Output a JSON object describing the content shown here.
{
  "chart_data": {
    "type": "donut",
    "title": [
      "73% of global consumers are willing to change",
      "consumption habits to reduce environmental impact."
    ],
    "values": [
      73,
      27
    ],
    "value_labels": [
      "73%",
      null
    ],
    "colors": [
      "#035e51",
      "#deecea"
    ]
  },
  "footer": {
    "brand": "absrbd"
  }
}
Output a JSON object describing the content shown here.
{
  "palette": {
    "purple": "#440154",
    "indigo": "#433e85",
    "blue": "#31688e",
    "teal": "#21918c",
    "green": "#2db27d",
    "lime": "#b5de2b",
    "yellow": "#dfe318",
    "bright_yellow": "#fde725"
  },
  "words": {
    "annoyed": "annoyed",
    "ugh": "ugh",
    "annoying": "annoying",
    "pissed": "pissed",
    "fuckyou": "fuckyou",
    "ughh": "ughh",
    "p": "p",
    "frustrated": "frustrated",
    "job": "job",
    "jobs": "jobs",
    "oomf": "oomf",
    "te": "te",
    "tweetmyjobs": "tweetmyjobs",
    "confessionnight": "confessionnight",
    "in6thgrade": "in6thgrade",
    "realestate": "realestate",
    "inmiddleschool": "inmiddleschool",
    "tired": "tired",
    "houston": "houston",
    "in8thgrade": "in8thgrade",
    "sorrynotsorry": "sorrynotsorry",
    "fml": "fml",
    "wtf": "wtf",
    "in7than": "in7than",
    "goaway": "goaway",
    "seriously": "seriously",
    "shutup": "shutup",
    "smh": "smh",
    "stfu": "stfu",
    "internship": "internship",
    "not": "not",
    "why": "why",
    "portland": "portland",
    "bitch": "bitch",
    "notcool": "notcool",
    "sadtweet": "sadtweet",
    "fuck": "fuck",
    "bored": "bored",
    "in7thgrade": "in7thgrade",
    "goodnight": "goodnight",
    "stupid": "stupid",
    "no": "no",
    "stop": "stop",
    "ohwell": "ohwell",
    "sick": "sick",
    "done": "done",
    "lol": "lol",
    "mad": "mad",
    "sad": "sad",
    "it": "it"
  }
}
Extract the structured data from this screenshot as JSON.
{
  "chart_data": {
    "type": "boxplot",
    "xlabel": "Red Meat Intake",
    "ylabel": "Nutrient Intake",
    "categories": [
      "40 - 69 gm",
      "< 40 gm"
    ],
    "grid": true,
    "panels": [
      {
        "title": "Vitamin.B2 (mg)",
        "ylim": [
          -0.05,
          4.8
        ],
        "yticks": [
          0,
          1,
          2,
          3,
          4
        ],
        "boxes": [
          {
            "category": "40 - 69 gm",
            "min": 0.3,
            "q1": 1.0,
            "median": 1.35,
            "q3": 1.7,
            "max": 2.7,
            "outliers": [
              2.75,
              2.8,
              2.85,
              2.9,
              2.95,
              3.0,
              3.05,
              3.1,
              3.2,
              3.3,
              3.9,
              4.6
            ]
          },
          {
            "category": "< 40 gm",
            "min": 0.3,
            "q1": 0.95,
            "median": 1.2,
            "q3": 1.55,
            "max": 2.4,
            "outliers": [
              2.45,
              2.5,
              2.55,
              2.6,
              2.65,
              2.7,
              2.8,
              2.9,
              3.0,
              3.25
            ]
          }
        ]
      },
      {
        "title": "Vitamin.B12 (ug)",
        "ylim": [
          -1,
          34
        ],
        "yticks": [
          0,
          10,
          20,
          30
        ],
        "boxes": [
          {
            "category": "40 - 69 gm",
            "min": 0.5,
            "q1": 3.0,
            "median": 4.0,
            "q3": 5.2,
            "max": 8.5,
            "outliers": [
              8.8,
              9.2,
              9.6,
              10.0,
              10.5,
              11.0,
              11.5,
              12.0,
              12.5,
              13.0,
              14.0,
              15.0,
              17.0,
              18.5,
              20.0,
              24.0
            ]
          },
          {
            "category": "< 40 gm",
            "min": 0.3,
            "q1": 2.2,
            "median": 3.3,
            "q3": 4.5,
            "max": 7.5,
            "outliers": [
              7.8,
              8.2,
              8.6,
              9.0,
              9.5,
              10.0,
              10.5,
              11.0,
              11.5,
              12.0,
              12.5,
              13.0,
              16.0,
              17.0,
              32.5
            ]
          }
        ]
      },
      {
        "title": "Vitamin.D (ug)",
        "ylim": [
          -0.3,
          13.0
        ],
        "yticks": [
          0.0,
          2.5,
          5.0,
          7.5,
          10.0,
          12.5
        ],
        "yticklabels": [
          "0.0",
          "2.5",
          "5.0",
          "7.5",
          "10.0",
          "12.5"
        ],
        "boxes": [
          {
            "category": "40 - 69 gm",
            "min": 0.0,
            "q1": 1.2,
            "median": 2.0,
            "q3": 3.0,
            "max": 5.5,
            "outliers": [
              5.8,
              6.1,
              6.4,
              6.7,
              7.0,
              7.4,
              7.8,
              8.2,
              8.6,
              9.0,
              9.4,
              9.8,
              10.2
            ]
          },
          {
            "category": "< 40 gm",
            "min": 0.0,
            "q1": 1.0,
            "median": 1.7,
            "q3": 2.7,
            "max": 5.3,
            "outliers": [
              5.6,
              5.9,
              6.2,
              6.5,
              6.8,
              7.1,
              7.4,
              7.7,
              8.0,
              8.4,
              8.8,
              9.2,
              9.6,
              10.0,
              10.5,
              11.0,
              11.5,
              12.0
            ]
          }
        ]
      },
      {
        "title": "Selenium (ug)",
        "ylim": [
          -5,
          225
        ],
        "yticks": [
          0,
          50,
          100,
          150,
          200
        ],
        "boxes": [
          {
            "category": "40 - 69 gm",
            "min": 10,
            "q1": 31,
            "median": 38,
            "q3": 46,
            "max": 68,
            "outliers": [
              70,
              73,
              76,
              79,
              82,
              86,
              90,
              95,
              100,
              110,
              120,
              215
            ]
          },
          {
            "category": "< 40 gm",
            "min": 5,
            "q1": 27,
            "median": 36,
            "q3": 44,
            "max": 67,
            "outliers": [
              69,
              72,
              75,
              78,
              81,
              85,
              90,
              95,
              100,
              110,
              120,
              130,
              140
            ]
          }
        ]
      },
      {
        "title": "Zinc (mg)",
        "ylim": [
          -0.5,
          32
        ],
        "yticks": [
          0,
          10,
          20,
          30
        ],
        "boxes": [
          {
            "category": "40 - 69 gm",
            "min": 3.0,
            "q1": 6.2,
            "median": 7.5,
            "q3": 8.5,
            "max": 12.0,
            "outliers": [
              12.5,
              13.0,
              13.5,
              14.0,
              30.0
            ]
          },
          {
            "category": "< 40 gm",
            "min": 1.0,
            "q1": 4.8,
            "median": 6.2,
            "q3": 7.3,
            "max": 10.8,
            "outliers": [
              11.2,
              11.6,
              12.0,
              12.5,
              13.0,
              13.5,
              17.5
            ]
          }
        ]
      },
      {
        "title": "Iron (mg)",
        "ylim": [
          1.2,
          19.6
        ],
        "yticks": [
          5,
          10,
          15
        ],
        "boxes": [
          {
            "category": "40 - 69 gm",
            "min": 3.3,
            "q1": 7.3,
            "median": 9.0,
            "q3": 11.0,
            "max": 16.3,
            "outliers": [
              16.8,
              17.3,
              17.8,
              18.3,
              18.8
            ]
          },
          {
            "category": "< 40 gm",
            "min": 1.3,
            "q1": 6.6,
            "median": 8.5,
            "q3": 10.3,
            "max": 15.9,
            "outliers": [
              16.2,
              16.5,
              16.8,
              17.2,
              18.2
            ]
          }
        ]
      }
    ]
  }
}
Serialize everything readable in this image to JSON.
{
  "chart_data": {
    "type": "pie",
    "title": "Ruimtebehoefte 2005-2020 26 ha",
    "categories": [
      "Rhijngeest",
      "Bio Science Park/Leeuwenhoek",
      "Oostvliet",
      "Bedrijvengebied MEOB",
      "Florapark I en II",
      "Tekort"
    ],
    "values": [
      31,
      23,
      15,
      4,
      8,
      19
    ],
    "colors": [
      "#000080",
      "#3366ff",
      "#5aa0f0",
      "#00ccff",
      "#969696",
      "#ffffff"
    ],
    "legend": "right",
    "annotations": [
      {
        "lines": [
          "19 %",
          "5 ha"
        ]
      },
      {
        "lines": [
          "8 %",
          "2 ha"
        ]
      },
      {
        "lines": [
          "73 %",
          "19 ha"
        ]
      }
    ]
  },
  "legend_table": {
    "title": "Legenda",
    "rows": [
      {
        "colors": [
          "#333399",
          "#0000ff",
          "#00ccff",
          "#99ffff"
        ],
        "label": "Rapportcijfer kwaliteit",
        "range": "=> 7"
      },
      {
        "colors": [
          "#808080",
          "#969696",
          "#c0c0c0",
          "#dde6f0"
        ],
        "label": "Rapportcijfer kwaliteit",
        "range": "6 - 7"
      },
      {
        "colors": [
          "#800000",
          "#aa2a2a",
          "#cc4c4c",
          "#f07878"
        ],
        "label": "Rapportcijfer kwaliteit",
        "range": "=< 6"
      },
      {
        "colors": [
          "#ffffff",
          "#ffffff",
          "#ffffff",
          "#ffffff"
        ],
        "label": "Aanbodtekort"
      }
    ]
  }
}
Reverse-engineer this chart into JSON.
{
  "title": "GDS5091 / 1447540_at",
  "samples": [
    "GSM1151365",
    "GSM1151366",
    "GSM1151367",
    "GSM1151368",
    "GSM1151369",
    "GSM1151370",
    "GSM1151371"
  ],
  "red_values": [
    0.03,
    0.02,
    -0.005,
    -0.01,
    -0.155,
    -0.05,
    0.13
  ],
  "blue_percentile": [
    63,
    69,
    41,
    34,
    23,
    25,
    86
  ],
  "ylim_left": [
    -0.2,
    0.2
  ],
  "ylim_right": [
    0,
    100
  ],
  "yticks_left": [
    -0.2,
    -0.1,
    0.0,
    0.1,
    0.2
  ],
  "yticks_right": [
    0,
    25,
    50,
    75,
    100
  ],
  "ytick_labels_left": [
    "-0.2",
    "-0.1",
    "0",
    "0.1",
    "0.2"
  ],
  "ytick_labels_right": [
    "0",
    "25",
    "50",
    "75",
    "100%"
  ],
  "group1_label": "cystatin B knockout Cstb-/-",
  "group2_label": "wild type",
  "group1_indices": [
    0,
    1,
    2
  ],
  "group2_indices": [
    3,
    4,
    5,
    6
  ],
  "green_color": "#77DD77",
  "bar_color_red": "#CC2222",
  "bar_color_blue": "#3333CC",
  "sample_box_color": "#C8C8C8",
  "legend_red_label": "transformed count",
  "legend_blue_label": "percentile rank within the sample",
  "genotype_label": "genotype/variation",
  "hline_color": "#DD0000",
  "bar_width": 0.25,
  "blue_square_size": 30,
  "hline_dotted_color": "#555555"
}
- - - - -
• **Given exercise**:
Check each line of the entries for the string "JSON". Copy the lines that have it.

• **Response to the task**:
Output a JSON object describing the content shown here.
Output a JSON object describing the content shown here.
Extract the structured data from this screenshot as JSON.
Serialize everything readable in this image to JSON.
Reverse-engineer this chart into JSON.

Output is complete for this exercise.